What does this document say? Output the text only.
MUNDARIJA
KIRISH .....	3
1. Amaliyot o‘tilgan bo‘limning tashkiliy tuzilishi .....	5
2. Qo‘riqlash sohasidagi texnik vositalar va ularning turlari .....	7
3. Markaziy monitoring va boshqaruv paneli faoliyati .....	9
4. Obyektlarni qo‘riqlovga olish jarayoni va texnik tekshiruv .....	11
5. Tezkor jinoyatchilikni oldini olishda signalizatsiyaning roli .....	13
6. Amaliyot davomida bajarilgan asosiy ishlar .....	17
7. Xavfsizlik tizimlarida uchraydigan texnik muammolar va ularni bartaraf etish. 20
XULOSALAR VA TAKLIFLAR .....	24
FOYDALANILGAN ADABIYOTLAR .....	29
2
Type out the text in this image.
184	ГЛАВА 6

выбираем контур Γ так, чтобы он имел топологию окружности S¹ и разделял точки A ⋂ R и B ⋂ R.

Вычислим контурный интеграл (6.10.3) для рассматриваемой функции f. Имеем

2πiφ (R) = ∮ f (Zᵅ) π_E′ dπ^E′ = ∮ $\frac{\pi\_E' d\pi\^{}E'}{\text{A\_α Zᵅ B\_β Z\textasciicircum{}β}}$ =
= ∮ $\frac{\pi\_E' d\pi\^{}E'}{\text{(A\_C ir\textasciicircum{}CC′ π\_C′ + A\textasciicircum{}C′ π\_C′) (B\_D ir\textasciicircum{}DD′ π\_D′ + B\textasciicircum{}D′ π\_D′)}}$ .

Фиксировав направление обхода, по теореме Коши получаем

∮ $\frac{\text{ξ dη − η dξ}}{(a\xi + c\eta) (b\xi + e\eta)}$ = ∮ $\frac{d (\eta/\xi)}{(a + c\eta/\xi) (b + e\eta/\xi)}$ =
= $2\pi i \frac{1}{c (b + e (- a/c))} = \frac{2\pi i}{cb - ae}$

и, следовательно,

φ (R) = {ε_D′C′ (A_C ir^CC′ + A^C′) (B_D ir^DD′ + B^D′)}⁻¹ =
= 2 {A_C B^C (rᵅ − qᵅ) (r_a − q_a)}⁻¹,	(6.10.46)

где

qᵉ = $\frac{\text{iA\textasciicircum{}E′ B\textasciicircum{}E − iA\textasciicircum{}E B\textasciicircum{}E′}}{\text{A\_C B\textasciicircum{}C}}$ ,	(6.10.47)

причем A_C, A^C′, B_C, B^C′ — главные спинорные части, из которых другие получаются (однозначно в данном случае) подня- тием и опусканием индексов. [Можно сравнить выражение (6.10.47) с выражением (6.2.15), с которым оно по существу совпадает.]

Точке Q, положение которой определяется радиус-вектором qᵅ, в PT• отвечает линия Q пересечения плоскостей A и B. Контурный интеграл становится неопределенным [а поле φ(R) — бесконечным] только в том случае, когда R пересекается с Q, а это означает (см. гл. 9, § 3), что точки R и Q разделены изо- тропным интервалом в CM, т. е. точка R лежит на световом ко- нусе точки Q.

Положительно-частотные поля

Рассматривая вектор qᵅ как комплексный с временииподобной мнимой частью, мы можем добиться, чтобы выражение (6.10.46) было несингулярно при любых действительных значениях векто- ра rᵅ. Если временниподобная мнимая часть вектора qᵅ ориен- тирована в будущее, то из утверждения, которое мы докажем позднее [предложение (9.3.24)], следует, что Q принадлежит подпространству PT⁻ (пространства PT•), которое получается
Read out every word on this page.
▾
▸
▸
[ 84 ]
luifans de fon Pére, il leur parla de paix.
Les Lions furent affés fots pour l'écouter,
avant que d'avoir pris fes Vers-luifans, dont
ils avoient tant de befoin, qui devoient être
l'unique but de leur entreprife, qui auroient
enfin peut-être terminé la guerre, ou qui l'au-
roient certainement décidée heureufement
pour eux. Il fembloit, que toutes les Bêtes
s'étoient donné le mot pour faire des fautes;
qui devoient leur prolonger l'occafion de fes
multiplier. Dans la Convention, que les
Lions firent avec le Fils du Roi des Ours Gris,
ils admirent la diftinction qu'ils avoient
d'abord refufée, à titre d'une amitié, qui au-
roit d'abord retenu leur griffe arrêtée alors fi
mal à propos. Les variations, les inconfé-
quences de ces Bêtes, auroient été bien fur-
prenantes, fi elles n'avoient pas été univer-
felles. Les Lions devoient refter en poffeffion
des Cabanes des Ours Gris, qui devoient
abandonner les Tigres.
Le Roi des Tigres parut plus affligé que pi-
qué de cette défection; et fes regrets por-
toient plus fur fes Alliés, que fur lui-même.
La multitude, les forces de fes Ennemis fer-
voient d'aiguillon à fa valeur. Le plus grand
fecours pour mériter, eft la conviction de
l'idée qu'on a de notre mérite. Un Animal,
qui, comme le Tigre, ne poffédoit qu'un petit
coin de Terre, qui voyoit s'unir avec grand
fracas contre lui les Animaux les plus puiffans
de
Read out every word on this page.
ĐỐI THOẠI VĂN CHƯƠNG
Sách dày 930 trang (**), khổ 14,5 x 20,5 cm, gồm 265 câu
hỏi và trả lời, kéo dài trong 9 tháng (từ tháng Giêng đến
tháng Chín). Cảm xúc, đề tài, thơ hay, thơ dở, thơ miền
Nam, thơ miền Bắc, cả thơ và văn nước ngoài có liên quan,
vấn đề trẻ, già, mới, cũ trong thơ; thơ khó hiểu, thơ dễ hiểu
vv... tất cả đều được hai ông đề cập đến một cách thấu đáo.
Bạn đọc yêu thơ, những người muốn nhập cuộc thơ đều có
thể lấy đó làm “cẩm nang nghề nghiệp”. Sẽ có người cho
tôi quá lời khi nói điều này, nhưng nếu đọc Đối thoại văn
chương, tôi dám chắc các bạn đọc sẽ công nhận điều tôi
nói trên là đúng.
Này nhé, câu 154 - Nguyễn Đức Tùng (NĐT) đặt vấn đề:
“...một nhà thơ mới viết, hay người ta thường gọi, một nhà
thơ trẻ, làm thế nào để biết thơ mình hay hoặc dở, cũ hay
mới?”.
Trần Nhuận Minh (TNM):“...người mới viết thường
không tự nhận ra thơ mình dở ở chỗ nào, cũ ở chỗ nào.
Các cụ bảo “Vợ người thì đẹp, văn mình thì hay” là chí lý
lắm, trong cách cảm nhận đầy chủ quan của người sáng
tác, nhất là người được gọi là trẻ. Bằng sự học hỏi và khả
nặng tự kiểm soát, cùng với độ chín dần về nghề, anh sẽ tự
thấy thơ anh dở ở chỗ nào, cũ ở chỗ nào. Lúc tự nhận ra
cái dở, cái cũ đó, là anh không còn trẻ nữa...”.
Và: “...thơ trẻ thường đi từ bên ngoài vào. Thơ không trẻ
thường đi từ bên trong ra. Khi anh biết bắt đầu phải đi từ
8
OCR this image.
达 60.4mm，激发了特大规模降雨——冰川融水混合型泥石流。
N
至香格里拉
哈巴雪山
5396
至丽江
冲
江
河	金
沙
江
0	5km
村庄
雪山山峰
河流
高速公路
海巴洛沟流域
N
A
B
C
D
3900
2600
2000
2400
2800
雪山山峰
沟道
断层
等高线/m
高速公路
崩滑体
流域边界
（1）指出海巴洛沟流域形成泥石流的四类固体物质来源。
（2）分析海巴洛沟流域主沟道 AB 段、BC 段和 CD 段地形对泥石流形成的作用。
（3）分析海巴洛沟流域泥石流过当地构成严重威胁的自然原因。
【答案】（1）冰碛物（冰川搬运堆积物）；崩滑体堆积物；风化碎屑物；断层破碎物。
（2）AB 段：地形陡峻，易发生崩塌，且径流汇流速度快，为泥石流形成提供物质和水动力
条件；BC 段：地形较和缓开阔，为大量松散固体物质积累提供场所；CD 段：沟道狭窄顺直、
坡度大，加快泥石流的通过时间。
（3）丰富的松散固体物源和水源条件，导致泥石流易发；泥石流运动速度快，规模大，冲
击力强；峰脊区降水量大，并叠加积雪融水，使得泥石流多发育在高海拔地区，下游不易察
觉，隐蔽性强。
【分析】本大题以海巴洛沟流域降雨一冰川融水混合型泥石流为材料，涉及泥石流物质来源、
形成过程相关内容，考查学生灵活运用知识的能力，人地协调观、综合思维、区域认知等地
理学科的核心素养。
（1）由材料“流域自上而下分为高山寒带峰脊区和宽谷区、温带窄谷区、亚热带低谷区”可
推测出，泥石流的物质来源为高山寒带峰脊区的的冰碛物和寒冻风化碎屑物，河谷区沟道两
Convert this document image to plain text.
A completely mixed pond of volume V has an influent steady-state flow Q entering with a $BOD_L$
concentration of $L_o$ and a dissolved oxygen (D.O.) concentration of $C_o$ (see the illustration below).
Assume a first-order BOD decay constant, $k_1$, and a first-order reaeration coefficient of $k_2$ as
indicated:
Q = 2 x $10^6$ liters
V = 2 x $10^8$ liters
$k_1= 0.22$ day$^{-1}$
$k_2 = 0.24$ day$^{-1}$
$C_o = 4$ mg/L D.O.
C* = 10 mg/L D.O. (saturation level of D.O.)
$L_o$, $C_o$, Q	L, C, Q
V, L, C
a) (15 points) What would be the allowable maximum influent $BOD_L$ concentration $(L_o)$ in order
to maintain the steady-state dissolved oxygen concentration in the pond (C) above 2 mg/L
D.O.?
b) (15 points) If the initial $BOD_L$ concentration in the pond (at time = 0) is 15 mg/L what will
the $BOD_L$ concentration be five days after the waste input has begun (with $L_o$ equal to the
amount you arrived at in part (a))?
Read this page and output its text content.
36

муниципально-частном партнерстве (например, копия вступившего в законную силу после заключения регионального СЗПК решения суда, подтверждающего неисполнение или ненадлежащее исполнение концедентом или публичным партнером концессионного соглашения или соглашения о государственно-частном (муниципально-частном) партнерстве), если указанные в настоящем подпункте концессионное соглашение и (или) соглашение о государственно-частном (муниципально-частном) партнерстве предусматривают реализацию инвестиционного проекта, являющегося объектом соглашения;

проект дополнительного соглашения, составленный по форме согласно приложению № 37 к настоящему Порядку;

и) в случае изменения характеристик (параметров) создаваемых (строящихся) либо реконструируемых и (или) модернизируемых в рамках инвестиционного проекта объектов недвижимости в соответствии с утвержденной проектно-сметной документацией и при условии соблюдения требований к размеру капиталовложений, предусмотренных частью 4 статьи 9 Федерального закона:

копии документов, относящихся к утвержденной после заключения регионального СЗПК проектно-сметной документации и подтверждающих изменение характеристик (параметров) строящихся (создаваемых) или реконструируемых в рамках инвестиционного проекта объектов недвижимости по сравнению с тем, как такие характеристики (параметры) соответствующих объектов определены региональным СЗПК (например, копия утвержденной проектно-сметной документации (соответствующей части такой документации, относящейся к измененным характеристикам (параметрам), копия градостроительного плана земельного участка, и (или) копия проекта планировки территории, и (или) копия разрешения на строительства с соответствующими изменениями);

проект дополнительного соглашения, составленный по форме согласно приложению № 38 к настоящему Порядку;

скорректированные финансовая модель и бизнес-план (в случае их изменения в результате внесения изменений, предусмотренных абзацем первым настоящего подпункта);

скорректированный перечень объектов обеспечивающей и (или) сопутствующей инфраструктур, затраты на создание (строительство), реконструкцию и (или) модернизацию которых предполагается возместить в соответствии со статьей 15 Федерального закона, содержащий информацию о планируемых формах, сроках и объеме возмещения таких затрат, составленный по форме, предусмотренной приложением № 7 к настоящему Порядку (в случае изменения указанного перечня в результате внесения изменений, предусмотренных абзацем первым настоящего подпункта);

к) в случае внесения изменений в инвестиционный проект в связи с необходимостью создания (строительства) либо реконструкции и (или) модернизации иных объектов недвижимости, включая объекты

────

### Request
Show every line that contains the word "order".

### Response for this exercise
Assume a first-order BOD decay constant, $k_1$, and a first-order reaeration coefficient of $k_2$ as
a) (15 points) What would be the allowable maximum influent $BOD_L$ concentration $(L_o)$ in order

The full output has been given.